BEGIN
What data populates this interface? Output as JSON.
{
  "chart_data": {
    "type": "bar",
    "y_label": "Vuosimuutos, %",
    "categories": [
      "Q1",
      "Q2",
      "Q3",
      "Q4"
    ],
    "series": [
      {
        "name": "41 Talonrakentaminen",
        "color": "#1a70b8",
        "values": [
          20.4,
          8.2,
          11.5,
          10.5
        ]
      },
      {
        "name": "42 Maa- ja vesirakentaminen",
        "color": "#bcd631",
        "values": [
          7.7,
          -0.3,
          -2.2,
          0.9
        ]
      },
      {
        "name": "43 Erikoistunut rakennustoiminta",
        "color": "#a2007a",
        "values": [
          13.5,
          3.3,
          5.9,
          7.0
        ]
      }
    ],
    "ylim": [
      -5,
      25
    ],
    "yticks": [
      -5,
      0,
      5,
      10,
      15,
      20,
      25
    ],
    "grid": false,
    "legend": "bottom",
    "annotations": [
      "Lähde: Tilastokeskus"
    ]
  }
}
END
Exactly reproduce the material above.

What data populates this interface? Output as JSON.
{
  "chart_data": {
    "type": "bar",
    "y_label": "Vuosimuutos, %",
    "categories": [
      "Q1",
      "Q2",
      "Q3",
      "Q4"
    ],
    "series": [
      {
        "name": "41 Talonrakentaminen",
        "color": "#1a70b8",
        "values": [
          20.4,
          8.2,
          11.5,
          10.5
        ]
      },
      {
        "name": "42 Maa- ja vesirakentaminen",
        "color": "#bcd631",
        "values": [
          7.7,
          -0.3,
          -2.2,
          0.9
        ]
      },
      {
        "name": "43 Erikoistunut rakennustoiminta",
        "color": "#a2007a",
        "values": [
          13.5,
          3.3,
          5.9,
          7.0
        ]
      }
    ],
    "ylim": [
      -5,
      25
    ],
    "yticks": [
      -5,
      0,
      5,
      10,
      15,
      20,
      25
    ],
    "grid": false,
    "legend": "bottom",
    "annotations": [
      "Lähde: Tilastokeskus"
    ]
  }
}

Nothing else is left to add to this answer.